* **Belge alıntısı**
··········

Peygamber (s.a.v.)Efendimizin nuru.....ve yaratılışı.....

Peygamber Efendimizin nübüvvet nuru..Hz Ademden Peygamber S.a.v.Efendimize intikal eden Peygamberlik nur...Peygamberimizin nuru nasıl yaratıldı?..Peygamberimizin nuru nereden yaratıldı?


Allah’ü Teâlâ Peygamberimizin nurunu Ahzap suresinde şöyle anlatmıştır. hakkında şöyle buyurdu:



"Ey Peygamber! Seni (ümmetinden tasdik edip etmeyenler üzerine) bir şahid, (iman edenlere Cenneti) bir müjdeleyici, (kafirlere Cehennemle) bir korkutucu gönderdik. Hem Allah’ın dinine ve Ona ibadete Onun izniyle bir davetçi, hem de nur saçan bir kandil olarak". (Ahzab-45-46) Cehalet ve sapıklık karanlıklarında onunla aydınlanılır.


Hazreti Allah C.C. bu ayette Aleyhisselâm Efendimizi kandile benzetti. Nasıl ki bir kandilden bin kandil yakılır ve onun ziyası noksanlaşmazsa, Peygamberimizin nuru da bunun gibidir. Allah’ü Teâlâ her şeyi Onun nurundan yaratmıştır. Ama nurundan hiç bir şey eksilmemiştir.



Hadis-i Şerif: Allah’ın ilk yarattığı şey benim nurumdur.



O nur gözlerin nurudur.

O nur her şeyden öncedir.

··········

* **Sağlanan veriler**
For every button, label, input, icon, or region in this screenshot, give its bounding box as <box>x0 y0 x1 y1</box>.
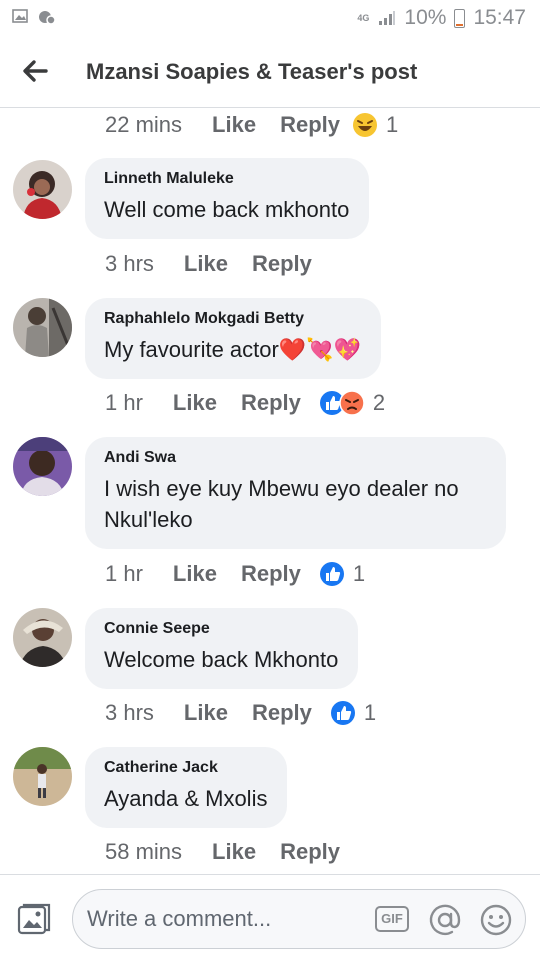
like-button[interactable]: Like <box>173 390 217 416</box>
comment-actions: 3 hrs Like Reply 1 <box>105 700 376 726</box>
reaction-count: 1 <box>352 561 366 586</box>
post-header: Mzansi Soapies & Teaser's post <box>0 38 540 108</box>
comment-bubble[interactable]: Connie Seepe Welcome back Mkhonto <box>85 608 359 689</box>
like-reaction-icon[interactable] <box>319 561 345 587</box>
reaction-count: 2 <box>372 390 386 415</box>
avatar[interactable] <box>13 747 72 806</box>
comment-time: 1 hr <box>105 561 143 586</box>
reply-button[interactable]: Reply <box>252 251 312 277</box>
signal-icon <box>379 11 396 25</box>
comment-input[interactable] <box>87 900 367 938</box>
comment-text: I wish eye kuy Mbewu eyo dealer no Nkul'… <box>104 476 459 532</box>
emoji-sequence: ❤️💘💖 <box>278 337 362 362</box>
haha-reaction-icon[interactable] <box>352 112 378 138</box>
comment-actions: 1 hr Like Reply 1 <box>105 561 365 587</box>
comment-actions: 1 hr Like Reply 2 <box>105 390 385 416</box>
reaction-count: 1 <box>386 112 399 137</box>
gif-button[interactable]: GIF <box>375 906 409 932</box>
clock: 15:47 <box>473 6 526 29</box>
comment-time: 58 mins <box>105 839 183 864</box>
avatar[interactable] <box>13 160 72 219</box>
comment-time: 1 hr <box>105 390 143 415</box>
comment-actions-previous: 22 mins Like Reply 1 <box>105 112 398 138</box>
comment-text: My favourite actor❤️💘💖 <box>104 337 362 362</box>
avatar[interactable] <box>13 437 72 496</box>
gallery-notification-icon <box>12 9 28 23</box>
like-button[interactable]: Like <box>184 251 228 277</box>
comment-text: Ayanda & Mxolis <box>104 786 268 811</box>
comment-bubble[interactable]: Raphahlelo Mokgadi Betty My favourite ac… <box>85 298 382 379</box>
avatar[interactable] <box>13 298 72 357</box>
comment-bubble[interactable]: Catherine Jack Ayanda & Mxolis <box>85 747 288 828</box>
comment-bubble[interactable]: Linneth Maluleke Well come back mkhonto <box>85 158 370 239</box>
comment-author[interactable]: Linneth Maluleke <box>104 170 349 188</box>
like-button[interactable]: Like <box>173 561 217 587</box>
battery-icon <box>454 8 466 28</box>
reaction-count: 1 <box>363 700 377 725</box>
comment-actions: 3 hrs Like Reply <box>105 251 336 277</box>
like-button[interactable]: Like <box>184 700 228 726</box>
angry-reaction-icon[interactable] <box>339 390 365 416</box>
reply-button[interactable]: Reply <box>241 561 301 587</box>
comment-input-container[interactable]: GIF <box>72 889 526 949</box>
comment-actions: 58 mins Like Reply <box>105 839 364 865</box>
like-button[interactable]: Like <box>212 112 256 138</box>
comment-author[interactable]: Raphahlelo Mokgadi Betty <box>104 310 361 328</box>
reply-button[interactable]: Reply <box>241 390 301 416</box>
comment-author[interactable]: Andi Swa <box>104 449 486 467</box>
back-arrow-icon[interactable] <box>20 56 50 86</box>
comment-time: 22 mins <box>105 112 183 137</box>
like-button[interactable]: Like <box>212 839 256 865</box>
status-bar: 4G 10% 15:47 <box>0 0 540 38</box>
comment-bubble[interactable]: Andi Swa I wish eye kuy Mbewu eyo dealer… <box>85 437 506 549</box>
comment-composer: GIF <box>0 874 540 960</box>
comment-text: Welcome back Mkhonto <box>104 647 339 672</box>
battery-percent: 10% <box>404 6 447 29</box>
emoji-icon[interactable] <box>479 903 513 937</box>
mention-icon[interactable] <box>428 903 462 937</box>
comment-author[interactable]: Connie Seepe <box>104 620 338 638</box>
like-reaction-icon[interactable] <box>330 700 356 726</box>
reply-button[interactable]: Reply <box>280 112 340 138</box>
comment-text: Well come back mkhonto <box>104 197 350 222</box>
page-title: Mzansi Soapies & Teaser's post <box>86 59 418 84</box>
network-type: 4G <box>357 12 370 23</box>
reply-button[interactable]: Reply <box>280 839 340 865</box>
reply-button[interactable]: Reply <box>252 700 312 726</box>
comment-time: 3 hrs <box>105 251 154 276</box>
photo-icon[interactable] <box>16 901 52 937</box>
settings-notification-icon <box>39 11 56 25</box>
comment-author[interactable]: Catherine Jack <box>104 759 267 777</box>
avatar[interactable] <box>13 608 72 667</box>
comment-time: 3 hrs <box>105 700 154 725</box>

··········

* **Görevleriniz**
1. Peygamberimizin nuruyla ilgili metni iki cümleyle özetleyin.
2. Listede "like-button[interactable]: Like <box>173 390" geçen satırdan başlayıp "post-header: Mzansi Soapies" geçen satıra kadar uzanan satırları, iki uçtaki satırlar da dahil olmak üzere aynen kopyalayın.

* **Görevlere göre cevaplar**
1. Allah, Ahzab suresinde Peygamber'i bir şahit, müjdeleyici, korkutucu, kendi dinine davetçi ve nur saçan bir kandil olarak gönderdiğini bildirir ve bu ayette onu kandile benzetir. Bir kandilden bin kandil yakılıp ziyası eksilmediği gibi, Allah her şeyi onun nurundan yaratmış ama bu nurdan hiçbir şey eksilmemiştir; hadiste de Allah'ın ilk yarattığı şeyin bu nur olduğu belirtilir.

2.
like-button[interactable]: Like <box>173 390 217 416</box>
comment-actions: 3 hrs Like Reply 1 <box>105 700 376 726</box>
reaction-count: 1 <box>352 561 366 586</box>
post-header: Mzansi Soapies & Teaser's post <box>0 38 540 108</box>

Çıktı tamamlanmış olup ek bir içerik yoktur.